**Goal of the exercise**: All records below must be retyped exactly.

☆ ☆ ☆ ☆ ☆

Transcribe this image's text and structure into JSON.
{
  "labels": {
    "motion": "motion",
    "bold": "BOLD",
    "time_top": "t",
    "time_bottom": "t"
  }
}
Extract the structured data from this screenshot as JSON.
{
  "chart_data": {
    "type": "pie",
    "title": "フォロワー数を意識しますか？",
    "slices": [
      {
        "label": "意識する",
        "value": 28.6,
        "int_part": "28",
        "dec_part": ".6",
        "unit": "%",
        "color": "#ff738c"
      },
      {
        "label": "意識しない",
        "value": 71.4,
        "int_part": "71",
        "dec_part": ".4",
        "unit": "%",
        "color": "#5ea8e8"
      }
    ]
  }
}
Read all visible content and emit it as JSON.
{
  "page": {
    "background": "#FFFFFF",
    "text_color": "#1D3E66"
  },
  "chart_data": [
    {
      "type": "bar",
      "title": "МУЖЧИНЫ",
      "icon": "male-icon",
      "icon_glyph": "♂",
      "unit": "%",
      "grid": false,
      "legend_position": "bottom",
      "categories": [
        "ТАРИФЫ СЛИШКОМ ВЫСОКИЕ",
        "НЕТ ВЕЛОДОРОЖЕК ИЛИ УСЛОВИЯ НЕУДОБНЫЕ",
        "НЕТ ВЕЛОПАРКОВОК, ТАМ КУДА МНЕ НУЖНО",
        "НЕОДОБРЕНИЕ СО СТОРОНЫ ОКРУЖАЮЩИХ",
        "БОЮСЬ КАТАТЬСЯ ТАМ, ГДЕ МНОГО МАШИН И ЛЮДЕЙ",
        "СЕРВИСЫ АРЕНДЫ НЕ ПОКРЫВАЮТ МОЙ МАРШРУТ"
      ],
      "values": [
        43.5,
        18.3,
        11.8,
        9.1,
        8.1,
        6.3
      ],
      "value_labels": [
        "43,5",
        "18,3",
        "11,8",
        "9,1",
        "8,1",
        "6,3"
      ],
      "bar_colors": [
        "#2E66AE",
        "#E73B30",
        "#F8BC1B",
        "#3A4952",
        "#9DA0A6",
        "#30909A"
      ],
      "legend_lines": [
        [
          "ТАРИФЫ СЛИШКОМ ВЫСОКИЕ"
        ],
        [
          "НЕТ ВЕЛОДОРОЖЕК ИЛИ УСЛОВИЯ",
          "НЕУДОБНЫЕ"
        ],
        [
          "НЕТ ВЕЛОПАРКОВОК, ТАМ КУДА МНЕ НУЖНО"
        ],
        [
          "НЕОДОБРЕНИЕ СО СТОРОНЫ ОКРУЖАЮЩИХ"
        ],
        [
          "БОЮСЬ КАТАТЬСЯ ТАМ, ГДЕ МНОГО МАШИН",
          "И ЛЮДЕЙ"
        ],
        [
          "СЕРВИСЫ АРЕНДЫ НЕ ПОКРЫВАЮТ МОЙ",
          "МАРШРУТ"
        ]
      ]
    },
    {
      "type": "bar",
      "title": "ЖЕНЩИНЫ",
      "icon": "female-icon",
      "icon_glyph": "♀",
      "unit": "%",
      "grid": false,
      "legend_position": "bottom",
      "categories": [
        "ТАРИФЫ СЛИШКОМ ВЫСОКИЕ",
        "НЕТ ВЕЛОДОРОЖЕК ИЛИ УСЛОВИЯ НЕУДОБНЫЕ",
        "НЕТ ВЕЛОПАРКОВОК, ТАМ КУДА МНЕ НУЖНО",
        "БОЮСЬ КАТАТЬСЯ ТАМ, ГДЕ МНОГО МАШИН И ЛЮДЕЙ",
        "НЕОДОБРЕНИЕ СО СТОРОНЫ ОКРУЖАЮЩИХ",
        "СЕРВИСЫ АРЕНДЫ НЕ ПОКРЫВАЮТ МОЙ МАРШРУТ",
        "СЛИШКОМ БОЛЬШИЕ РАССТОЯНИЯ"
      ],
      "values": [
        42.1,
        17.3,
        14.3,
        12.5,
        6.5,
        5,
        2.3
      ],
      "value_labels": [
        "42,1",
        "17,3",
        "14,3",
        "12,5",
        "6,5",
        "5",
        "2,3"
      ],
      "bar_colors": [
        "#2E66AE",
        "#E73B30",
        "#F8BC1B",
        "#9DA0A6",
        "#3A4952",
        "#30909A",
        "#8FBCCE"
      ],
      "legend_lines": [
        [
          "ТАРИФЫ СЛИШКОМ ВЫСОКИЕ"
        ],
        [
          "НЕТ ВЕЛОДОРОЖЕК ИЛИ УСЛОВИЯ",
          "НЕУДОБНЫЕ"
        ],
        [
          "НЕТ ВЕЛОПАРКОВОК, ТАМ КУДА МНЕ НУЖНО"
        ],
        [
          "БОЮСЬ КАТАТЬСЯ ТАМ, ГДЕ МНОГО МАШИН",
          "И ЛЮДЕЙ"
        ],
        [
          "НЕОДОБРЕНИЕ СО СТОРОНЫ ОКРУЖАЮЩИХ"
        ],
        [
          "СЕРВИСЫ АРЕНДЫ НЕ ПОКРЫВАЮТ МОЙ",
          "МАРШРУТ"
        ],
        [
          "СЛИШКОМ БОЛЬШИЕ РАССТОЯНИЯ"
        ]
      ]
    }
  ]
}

☆ ☆ ☆ ☆ ☆

**Final answer**:
Transcribe this image's text and structure into JSON.
{
  "labels": {
    "motion": "motion",
    "bold": "BOLD",
    "time_top": "t",
    "time_bottom": "t"
  }
}
Extract the structured data from this screenshot as JSON.
{
  "chart_data": {
    "type": "pie",
    "title": "フォロワー数を意識しますか？",
    "slices": [
      {
        "label": "意識する",
        "value": 28.6,
        "int_part": "28",
        "dec_part": ".6",
        "unit": "%",
        "color": "#ff738c"
      },
      {
        "label": "意識しない",
        "value": 71.4,
        "int_part": "71",
        "dec_part": ".4",
        "unit": "%",
        "color": "#5ea8e8"
      }
    ]
  }
}
Read all visible content and emit it as JSON.
{
  "page": {
    "background": "#FFFFFF",
    "text_color": "#1D3E66"
  },
  "chart_data": [
    {
      "type": "bar",
      "title": "МУЖЧИНЫ",
      "icon": "male-icon",
      "icon_glyph": "♂",
      "unit": "%",
      "grid": false,
      "legend_position": "bottom",
      "categories": [
        "ТАРИФЫ СЛИШКОМ ВЫСОКИЕ",
        "НЕТ ВЕЛОДОРОЖЕК ИЛИ УСЛОВИЯ НЕУДОБНЫЕ",
        "НЕТ ВЕЛОПАРКОВОК, ТАМ КУДА МНЕ НУЖНО",
        "НЕОДОБРЕНИЕ СО СТОРОНЫ ОКРУЖАЮЩИХ",
        "БОЮСЬ КАТАТЬСЯ ТАМ, ГДЕ МНОГО МАШИН И ЛЮДЕЙ",
        "СЕРВИСЫ АРЕНДЫ НЕ ПОКРЫВАЮТ МОЙ МАРШРУТ"
      ],
      "values": [
        43.5,
        18.3,
        11.8,
        9.1,
        8.1,
        6.3
      ],
      "value_labels": [
        "43,5",
        "18,3",
        "11,8",
        "9,1",
        "8,1",
        "6,3"
      ],
      "bar_colors": [
        "#2E66AE",
        "#E73B30",
        "#F8BC1B",
        "#3A4952",
        "#9DA0A6",
        "#30909A"
      ],
      "legend_lines": [
        [
          "ТАРИФЫ СЛИШКОМ ВЫСОКИЕ"
        ],
        [
          "НЕТ ВЕЛОДОРОЖЕК ИЛИ УСЛОВИЯ",
          "НЕУДОБНЫЕ"
        ],
        [
          "НЕТ ВЕЛОПАРКОВОК, ТАМ КУДА МНЕ НУЖНО"
        ],
        [
          "НЕОДОБРЕНИЕ СО СТОРОНЫ ОКРУЖАЮЩИХ"
        ],
        [
          "БОЮСЬ КАТАТЬСЯ ТАМ, ГДЕ МНОГО МАШИН",
          "И ЛЮДЕЙ"
        ],
        [
          "СЕРВИСЫ АРЕНДЫ НЕ ПОКРЫВАЮТ МОЙ",
          "МАРШРУТ"
        ]
      ]
    },
    {
      "type": "bar",
      "title": "ЖЕНЩИНЫ",
      "icon": "female-icon",
      "icon_glyph": "♀",
      "unit": "%",
      "grid": false,
      "legend_position": "bottom",
      "categories": [
        "ТАРИФЫ СЛИШКОМ ВЫСОКИЕ",
        "НЕТ ВЕЛОДОРОЖЕК ИЛИ УСЛОВИЯ НЕУДОБНЫЕ",
        "НЕТ ВЕЛОПАРКОВОК, ТАМ КУДА МНЕ НУЖНО",
        "БОЮСЬ КАТАТЬСЯ ТАМ, ГДЕ МНОГО МАШИН И ЛЮДЕЙ",
        "НЕОДОБРЕНИЕ СО СТОРОНЫ ОКРУЖАЮЩИХ",
        "СЕРВИСЫ АРЕНДЫ НЕ ПОКРЫВАЮТ МОЙ МАРШРУТ",
        "СЛИШКОМ БОЛЬШИЕ РАССТОЯНИЯ"
      ],
      "values": [
        42.1,
        17.3,
        14.3,
        12.5,
        6.5,
        5,
        2.3
      ],
      "value_labels": [
        "42,1",
        "17,3",
        "14,3",
        "12,5",
        "6,5",
        "5",
        "2,3"
      ],
      "bar_colors": [
        "#2E66AE",
        "#E73B30",
        "#F8BC1B",
        "#9DA0A6",
        "#3A4952",
        "#30909A",
        "#8FBCCE"
      ],
      "legend_lines": [
        [
          "ТАРИФЫ СЛИШКОМ ВЫСОКИЕ"
        ],
        [
          "НЕТ ВЕЛОДОРОЖЕК ИЛИ УСЛОВИЯ",
          "НЕУДОБНЫЕ"
        ],
        [
          "НЕТ ВЕЛОПАРКОВОК, ТАМ КУДА МНЕ НУЖНО"
        ],
        [
          "БОЮСЬ КАТАТЬСЯ ТАМ, ГДЕ МНОГО МАШИН",
          "И ЛЮДЕЙ"
        ],
        [
          "НЕОДОБРЕНИЕ СО СТОРОНЫ ОКРУЖАЮЩИХ"
        ],
        [
          "СЕРВИСЫ АРЕНДЫ НЕ ПОКРЫВАЮТ МОЙ",
          "МАРШРУТ"
        ],
        [
          "СЛИШКОМ БОЛЬШИЕ РАССТОЯНИЯ"
        ]
      ]
    }
  ]
}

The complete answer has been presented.